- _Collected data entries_

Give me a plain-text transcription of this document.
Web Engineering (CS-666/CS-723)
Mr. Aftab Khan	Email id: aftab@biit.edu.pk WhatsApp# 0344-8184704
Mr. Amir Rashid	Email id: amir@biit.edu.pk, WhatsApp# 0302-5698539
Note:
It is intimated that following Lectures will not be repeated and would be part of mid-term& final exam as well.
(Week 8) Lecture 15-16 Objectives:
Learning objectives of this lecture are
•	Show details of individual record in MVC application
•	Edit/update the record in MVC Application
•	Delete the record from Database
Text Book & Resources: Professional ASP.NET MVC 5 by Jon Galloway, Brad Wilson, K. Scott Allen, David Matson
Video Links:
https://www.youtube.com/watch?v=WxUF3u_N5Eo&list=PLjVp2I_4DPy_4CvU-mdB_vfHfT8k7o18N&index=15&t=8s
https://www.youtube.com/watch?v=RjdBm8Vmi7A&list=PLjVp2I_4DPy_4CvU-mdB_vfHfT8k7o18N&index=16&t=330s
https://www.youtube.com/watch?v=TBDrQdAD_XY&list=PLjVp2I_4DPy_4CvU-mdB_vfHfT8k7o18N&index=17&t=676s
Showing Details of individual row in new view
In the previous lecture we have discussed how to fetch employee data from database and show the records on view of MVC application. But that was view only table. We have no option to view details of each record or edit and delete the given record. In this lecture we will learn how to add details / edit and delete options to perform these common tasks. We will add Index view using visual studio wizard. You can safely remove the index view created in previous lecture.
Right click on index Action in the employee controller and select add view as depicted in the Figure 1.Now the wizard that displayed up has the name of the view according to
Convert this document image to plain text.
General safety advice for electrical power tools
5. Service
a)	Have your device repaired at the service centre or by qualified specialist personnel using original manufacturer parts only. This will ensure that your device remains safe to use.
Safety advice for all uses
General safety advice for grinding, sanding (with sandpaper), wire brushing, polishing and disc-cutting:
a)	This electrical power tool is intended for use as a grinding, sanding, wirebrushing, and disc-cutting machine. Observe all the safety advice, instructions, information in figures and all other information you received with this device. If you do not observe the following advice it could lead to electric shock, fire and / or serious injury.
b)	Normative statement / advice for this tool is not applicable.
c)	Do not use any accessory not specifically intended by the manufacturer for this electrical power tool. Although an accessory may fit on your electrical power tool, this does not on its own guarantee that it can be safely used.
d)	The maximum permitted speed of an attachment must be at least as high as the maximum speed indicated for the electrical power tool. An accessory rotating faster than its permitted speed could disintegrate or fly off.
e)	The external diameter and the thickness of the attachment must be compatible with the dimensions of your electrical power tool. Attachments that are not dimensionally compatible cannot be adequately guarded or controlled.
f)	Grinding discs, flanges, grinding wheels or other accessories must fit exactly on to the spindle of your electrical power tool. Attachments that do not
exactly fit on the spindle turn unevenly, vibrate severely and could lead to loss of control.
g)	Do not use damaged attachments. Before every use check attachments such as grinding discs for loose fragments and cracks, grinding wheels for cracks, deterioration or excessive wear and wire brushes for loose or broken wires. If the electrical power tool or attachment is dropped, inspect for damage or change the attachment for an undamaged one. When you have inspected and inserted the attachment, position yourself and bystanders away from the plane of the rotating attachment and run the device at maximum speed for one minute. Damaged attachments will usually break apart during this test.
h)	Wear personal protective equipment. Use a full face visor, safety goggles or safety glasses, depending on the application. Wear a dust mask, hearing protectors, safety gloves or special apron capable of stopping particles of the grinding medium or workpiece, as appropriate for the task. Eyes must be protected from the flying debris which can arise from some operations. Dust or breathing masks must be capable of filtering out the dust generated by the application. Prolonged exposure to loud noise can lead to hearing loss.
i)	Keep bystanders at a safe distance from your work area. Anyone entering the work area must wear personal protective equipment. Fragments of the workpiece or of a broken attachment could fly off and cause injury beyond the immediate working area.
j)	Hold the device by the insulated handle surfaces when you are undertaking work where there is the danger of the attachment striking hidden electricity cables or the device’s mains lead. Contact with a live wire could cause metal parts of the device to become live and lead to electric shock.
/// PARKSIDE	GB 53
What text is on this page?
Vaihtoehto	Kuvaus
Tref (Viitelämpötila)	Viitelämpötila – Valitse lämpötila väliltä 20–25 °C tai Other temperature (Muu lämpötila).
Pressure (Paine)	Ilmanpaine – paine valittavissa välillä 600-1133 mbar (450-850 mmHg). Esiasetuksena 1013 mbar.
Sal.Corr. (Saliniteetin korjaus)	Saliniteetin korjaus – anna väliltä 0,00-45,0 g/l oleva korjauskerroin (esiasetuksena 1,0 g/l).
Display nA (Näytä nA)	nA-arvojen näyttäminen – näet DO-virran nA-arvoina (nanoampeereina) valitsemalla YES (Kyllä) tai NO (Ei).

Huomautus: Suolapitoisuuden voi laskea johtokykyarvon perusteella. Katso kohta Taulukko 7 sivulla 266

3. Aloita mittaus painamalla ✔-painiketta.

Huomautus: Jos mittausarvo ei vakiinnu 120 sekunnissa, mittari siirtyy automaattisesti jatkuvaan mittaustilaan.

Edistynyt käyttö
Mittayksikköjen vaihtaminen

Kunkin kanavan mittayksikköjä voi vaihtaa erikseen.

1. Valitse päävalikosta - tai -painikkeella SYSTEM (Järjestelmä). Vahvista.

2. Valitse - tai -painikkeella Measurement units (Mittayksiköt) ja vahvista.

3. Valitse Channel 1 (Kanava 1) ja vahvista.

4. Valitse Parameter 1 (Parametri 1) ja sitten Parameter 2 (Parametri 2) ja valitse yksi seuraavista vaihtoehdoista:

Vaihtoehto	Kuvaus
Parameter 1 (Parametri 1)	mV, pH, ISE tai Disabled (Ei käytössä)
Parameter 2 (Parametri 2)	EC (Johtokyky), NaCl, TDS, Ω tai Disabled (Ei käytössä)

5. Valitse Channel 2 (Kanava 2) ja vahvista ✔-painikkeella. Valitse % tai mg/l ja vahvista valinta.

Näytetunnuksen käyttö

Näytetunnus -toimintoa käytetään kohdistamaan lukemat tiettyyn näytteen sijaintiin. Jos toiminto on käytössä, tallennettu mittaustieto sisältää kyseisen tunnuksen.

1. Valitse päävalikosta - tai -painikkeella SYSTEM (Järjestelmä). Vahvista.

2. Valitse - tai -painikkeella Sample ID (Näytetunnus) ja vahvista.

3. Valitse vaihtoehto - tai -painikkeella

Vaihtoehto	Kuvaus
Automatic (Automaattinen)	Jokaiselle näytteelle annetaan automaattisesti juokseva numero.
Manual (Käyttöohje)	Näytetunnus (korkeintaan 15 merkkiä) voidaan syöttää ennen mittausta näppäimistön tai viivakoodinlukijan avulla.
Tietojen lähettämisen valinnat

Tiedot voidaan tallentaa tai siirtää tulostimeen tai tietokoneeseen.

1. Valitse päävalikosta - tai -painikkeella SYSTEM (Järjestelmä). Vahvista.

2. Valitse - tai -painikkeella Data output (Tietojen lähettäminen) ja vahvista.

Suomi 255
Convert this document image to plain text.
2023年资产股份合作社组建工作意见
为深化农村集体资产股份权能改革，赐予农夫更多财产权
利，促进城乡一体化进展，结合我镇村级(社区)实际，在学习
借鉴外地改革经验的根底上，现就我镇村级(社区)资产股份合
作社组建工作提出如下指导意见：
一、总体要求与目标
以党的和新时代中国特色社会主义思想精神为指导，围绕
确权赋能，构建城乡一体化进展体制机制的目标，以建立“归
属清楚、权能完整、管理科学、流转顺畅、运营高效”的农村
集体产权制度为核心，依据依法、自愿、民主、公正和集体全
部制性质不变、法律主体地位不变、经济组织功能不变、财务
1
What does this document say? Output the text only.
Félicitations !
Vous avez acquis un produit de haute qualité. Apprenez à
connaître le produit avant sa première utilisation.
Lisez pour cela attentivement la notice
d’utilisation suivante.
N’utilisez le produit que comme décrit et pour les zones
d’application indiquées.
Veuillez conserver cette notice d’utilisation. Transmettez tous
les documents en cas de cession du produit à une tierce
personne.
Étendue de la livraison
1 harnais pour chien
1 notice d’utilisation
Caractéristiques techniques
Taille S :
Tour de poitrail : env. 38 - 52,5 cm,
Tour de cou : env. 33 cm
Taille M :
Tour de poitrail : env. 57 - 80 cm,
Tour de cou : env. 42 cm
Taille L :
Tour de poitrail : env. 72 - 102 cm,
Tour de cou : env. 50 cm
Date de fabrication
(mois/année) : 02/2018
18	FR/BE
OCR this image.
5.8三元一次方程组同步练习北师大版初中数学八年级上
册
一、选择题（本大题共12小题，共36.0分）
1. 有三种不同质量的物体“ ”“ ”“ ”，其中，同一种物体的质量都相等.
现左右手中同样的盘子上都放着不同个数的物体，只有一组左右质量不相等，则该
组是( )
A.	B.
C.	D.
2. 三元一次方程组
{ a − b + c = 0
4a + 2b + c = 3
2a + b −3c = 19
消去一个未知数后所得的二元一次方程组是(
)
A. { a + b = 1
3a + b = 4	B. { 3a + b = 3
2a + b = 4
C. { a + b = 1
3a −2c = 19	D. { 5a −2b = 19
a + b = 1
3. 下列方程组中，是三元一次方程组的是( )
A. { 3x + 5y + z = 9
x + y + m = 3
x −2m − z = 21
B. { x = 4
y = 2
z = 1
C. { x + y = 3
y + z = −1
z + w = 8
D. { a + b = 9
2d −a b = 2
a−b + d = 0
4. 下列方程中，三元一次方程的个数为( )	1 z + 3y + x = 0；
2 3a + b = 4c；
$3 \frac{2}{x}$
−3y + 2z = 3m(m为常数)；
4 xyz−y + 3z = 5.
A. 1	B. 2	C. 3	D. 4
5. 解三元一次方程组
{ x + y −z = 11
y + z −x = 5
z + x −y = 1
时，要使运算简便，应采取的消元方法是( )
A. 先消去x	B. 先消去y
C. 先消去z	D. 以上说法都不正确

- _Given request_
Quote, word for word, every line starting at the one that contains "OCR this image." and ending with the final line of the entries.

- _Completed task_
OCR this image.
5.8三元一次方程组同步练习北师大版初中数学八年级上
册
一、选择题（本大题共12小题，共36.0分）
1. 有三种不同质量的物体“ ”“ ”“ ”，其中，同一种物体的质量都相等.
现左右手中同样的盘子上都放着不同个数的物体，只有一组左右质量不相等，则该
组是( )
A.	B.
C.	D.
2. 三元一次方程组
{ a − b + c = 0
4a + 2b + c = 3
2a + b −3c = 19
消去一个未知数后所得的二元一次方程组是(
)
A. { a + b = 1
3a + b = 4	B. { 3a + b = 3
2a + b = 4
C. { a + b = 1
3a −2c = 19	D. { 5a −2b = 19
a + b = 1
3. 下列方程组中，是三元一次方程组的是( )
A. { 3x + 5y + z = 9
x + y + m = 3
x −2m − z = 21
B. { x = 4
y = 2
z = 1
C. { x + y = 3
y + z = −1
z + w = 8
D. { a + b = 9
2d −a b = 2
a−b + d = 0
4. 下列方程中，三元一次方程的个数为( )	1 z + 3y + x = 0；
2 3a + b = 4c；
$3 \frac{2}{x}$
−3y + 2z = 3m(m为常数)；
4 xyz−y + 3z = 5.
A. 1	B. 2	C. 3	D. 4
5. 解三元一次方程组
{ x + y −z = 11
y + z −x = 5
z + x −y = 1
时，要使运算简便，应采取的消元方法是( )
A. 先消去x	B. 先消去y
C. 先消去z	D. 以上说法都不正确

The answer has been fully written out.